Gather, from the listing beneath this task, every line holding the string "text".

>>>>

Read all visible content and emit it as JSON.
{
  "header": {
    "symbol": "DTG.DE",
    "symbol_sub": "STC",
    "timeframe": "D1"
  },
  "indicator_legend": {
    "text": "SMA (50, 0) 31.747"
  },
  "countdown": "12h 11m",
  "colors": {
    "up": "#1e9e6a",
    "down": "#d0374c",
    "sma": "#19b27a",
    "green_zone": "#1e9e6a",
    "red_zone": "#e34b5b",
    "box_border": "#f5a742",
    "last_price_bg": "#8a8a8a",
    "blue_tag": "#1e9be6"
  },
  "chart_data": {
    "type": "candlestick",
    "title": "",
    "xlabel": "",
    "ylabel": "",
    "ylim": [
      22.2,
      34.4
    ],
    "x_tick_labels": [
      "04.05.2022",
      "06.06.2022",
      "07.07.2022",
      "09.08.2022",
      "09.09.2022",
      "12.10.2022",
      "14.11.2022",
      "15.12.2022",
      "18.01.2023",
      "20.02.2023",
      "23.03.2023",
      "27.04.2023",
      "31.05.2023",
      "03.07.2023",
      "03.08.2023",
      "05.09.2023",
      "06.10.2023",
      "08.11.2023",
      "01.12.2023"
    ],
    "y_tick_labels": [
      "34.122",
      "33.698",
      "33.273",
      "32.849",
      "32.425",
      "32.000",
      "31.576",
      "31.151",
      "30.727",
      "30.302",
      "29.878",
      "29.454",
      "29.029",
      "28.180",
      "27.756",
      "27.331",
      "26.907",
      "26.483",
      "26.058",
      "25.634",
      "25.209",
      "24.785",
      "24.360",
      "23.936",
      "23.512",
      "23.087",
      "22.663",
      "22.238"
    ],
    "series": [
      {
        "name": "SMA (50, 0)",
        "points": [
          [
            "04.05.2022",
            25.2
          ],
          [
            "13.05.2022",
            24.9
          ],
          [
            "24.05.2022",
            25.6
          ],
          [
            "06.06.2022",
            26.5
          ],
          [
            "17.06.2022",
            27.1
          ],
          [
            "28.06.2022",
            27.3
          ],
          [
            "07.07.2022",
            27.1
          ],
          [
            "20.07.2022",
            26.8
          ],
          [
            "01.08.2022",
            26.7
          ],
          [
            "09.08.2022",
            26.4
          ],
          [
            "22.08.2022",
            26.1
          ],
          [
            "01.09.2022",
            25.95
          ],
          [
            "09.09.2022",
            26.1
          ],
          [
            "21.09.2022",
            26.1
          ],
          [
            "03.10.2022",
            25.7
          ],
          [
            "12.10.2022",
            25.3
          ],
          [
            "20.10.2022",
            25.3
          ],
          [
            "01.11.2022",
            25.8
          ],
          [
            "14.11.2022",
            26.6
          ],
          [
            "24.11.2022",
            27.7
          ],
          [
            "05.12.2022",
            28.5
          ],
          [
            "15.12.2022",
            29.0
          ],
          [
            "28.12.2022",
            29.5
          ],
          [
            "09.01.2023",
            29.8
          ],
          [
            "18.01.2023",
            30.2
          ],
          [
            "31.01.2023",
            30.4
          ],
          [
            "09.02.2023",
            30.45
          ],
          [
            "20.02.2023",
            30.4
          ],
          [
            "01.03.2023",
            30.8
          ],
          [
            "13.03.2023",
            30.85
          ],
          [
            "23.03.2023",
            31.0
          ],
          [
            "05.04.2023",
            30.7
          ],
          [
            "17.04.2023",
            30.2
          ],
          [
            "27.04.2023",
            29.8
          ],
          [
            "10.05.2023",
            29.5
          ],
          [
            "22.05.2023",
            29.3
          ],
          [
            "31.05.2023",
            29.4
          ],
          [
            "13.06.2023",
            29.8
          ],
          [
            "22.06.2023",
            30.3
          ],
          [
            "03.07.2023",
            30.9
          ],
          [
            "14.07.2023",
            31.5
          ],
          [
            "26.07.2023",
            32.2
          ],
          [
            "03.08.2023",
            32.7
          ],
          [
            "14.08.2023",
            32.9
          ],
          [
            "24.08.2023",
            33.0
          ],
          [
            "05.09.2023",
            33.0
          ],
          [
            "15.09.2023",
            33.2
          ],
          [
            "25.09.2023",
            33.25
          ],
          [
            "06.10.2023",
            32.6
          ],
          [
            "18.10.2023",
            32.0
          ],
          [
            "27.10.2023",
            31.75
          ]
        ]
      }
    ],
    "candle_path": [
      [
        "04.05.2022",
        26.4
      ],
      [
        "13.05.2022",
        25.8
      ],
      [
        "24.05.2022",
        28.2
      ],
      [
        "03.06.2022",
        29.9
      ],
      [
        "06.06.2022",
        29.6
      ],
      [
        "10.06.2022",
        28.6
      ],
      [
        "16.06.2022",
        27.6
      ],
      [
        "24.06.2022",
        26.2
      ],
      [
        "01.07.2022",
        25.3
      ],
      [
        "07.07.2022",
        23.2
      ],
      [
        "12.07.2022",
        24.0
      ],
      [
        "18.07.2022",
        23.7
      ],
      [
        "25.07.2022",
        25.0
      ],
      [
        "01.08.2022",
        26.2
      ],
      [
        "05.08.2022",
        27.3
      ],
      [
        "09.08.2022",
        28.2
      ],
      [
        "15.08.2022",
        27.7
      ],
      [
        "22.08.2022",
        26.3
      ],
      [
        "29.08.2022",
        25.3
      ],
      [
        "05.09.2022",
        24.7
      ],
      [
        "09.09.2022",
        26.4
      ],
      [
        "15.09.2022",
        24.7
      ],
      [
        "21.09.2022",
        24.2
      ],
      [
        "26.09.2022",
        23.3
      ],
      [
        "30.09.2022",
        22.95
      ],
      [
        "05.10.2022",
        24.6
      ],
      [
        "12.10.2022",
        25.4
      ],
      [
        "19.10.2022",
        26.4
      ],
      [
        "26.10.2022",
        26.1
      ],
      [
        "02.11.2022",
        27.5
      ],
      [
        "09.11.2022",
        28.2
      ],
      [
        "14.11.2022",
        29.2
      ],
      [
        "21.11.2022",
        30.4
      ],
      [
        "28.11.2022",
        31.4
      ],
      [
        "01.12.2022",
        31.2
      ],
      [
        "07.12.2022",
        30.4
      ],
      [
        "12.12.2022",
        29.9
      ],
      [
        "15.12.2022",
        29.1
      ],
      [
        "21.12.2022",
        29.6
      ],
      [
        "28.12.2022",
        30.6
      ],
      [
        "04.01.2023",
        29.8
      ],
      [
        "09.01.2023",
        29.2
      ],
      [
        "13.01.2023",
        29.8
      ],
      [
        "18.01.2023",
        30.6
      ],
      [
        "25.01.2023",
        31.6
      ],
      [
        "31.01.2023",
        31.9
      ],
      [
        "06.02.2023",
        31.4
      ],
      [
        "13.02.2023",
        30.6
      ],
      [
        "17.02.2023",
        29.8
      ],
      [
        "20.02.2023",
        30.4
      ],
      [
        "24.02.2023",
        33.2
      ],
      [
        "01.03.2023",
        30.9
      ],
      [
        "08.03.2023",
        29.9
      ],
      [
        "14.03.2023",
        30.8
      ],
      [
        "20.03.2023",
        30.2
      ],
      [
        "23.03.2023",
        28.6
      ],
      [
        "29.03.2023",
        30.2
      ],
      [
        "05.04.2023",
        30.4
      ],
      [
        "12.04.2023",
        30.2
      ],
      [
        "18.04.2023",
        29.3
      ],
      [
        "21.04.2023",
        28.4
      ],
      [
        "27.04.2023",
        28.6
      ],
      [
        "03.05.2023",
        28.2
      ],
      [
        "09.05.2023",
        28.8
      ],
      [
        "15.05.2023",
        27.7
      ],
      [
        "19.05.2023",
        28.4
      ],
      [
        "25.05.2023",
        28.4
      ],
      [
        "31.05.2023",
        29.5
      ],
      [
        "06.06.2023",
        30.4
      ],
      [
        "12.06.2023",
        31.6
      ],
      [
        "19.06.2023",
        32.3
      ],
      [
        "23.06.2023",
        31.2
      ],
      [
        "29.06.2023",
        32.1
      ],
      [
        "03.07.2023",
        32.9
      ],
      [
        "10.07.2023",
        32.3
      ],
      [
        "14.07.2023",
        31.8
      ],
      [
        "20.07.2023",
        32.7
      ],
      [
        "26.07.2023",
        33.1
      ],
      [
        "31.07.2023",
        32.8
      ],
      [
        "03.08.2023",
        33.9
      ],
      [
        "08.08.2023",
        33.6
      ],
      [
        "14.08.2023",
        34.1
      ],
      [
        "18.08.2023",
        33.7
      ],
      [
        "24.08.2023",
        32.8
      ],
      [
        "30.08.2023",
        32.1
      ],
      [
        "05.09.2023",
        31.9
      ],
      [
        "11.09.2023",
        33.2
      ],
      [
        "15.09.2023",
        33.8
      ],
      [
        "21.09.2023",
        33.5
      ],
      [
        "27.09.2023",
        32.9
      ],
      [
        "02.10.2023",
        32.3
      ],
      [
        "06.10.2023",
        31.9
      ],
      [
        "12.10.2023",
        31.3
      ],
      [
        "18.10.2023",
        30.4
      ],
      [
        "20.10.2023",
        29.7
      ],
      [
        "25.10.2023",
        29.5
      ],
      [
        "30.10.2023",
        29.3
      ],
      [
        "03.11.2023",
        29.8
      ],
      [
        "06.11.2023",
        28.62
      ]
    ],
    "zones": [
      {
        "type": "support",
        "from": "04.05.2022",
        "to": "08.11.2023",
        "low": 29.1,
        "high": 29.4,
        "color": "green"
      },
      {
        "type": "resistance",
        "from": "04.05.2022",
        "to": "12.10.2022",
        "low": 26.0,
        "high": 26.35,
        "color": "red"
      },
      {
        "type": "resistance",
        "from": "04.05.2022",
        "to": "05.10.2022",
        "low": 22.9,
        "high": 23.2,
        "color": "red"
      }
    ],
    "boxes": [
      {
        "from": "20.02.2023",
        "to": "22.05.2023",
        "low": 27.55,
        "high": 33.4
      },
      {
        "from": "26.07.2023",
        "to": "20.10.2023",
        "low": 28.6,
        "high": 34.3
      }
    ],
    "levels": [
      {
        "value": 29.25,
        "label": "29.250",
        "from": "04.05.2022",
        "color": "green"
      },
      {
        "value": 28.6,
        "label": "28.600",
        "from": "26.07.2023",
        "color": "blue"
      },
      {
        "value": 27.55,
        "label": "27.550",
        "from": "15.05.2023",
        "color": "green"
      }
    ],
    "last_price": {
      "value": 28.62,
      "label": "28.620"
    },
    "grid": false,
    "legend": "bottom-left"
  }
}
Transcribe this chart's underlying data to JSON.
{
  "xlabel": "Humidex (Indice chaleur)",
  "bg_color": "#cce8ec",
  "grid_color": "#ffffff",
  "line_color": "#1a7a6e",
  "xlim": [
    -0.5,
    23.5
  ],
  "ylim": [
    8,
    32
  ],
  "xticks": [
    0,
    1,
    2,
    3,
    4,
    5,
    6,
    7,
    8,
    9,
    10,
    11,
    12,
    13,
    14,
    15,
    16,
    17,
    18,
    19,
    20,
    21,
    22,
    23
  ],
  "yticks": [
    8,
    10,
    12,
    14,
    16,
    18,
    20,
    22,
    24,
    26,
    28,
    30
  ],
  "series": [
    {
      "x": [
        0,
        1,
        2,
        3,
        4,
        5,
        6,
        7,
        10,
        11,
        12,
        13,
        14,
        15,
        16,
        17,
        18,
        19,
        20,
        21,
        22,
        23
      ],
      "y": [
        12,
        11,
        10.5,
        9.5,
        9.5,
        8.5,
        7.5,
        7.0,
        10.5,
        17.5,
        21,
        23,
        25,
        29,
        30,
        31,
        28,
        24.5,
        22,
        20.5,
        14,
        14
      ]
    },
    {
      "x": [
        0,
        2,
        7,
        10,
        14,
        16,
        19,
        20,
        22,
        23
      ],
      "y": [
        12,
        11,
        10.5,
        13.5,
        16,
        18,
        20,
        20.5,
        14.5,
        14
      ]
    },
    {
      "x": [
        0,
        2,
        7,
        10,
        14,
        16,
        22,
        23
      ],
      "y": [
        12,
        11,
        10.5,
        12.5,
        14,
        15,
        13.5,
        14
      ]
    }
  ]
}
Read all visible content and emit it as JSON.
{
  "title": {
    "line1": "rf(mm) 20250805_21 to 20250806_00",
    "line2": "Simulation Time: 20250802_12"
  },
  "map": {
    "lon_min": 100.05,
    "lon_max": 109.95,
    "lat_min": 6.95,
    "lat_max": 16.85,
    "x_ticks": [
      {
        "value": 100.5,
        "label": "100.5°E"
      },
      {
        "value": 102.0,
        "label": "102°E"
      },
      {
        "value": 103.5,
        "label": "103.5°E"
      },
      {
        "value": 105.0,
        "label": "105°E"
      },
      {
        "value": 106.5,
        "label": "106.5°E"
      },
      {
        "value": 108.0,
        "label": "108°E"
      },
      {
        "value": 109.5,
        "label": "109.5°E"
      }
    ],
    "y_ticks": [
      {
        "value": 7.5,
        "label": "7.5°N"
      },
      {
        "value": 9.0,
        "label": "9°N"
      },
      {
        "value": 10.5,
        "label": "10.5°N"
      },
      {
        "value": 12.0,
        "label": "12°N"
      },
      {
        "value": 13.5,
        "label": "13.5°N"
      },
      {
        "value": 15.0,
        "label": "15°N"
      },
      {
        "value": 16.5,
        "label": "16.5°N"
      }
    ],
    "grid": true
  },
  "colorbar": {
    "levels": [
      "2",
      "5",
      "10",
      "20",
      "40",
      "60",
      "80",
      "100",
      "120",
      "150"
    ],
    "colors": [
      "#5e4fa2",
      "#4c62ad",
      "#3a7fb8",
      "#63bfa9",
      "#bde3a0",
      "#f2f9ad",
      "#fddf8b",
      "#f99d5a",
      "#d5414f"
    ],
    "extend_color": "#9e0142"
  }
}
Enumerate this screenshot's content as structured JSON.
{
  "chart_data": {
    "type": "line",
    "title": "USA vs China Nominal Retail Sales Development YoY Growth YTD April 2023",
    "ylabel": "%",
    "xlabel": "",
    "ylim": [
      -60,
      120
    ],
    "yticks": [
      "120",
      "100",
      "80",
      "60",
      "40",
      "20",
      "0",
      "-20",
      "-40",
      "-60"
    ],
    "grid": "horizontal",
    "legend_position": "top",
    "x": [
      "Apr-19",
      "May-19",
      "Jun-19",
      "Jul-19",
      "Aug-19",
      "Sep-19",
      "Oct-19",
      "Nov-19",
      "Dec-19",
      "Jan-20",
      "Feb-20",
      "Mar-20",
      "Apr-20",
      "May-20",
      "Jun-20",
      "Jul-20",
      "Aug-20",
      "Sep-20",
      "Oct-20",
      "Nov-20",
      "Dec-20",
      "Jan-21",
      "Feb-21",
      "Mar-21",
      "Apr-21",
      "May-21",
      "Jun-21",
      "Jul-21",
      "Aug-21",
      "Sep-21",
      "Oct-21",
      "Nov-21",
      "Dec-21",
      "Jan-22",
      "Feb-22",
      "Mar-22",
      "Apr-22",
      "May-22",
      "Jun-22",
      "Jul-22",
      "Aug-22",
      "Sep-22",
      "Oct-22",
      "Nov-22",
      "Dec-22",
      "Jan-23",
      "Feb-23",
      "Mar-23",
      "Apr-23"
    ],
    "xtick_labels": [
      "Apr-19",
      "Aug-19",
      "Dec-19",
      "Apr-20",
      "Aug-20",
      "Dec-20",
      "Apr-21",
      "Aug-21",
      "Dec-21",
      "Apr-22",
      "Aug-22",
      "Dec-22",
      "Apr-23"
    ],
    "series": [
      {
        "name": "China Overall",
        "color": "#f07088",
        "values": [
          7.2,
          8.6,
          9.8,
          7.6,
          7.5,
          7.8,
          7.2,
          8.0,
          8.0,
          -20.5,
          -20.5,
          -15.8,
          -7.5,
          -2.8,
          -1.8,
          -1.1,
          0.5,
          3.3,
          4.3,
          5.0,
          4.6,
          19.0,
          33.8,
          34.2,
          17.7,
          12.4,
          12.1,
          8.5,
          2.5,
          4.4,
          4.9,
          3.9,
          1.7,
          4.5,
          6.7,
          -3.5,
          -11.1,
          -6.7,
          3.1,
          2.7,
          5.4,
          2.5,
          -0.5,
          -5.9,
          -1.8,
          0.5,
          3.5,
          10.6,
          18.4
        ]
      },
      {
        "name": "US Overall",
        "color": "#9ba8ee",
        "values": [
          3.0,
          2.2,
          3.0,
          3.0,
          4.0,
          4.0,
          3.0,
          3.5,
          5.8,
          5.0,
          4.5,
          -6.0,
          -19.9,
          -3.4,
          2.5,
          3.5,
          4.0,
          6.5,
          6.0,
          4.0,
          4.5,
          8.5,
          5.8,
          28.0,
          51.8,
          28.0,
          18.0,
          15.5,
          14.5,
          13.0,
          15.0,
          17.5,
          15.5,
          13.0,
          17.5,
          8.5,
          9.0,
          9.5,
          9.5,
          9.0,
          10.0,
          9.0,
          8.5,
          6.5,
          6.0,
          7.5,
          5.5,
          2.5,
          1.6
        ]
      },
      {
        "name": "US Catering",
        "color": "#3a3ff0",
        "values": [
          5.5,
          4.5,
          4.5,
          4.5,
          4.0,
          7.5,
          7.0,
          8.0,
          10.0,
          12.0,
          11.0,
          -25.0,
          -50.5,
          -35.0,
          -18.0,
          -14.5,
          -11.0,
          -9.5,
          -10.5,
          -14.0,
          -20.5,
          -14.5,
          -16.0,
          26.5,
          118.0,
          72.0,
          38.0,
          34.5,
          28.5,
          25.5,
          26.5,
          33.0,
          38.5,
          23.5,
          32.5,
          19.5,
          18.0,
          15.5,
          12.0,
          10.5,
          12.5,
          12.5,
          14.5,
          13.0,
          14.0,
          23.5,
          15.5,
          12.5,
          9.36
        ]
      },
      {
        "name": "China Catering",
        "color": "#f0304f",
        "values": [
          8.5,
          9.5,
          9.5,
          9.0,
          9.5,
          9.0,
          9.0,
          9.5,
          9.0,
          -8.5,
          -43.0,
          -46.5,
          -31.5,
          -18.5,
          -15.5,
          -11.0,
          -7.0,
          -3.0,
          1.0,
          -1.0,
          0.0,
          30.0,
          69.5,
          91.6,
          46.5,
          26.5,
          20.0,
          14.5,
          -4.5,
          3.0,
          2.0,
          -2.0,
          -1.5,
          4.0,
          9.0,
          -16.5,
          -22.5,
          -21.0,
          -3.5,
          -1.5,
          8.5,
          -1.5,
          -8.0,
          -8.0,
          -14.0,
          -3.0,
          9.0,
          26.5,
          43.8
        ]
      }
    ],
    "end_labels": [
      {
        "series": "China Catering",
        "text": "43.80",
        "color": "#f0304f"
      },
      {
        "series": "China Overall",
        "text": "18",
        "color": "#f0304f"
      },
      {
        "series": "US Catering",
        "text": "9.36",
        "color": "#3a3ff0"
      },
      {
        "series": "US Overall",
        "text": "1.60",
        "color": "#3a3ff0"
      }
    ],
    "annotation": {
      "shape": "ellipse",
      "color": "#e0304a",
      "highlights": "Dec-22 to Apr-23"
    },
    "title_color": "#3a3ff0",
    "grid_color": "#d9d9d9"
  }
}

<<<<

Problem solution:
    "text": "SMA (50, 0) 31.747"
        "text": "43.80",
        "text": "18",
        "text": "9.36",
        "text": "1.60",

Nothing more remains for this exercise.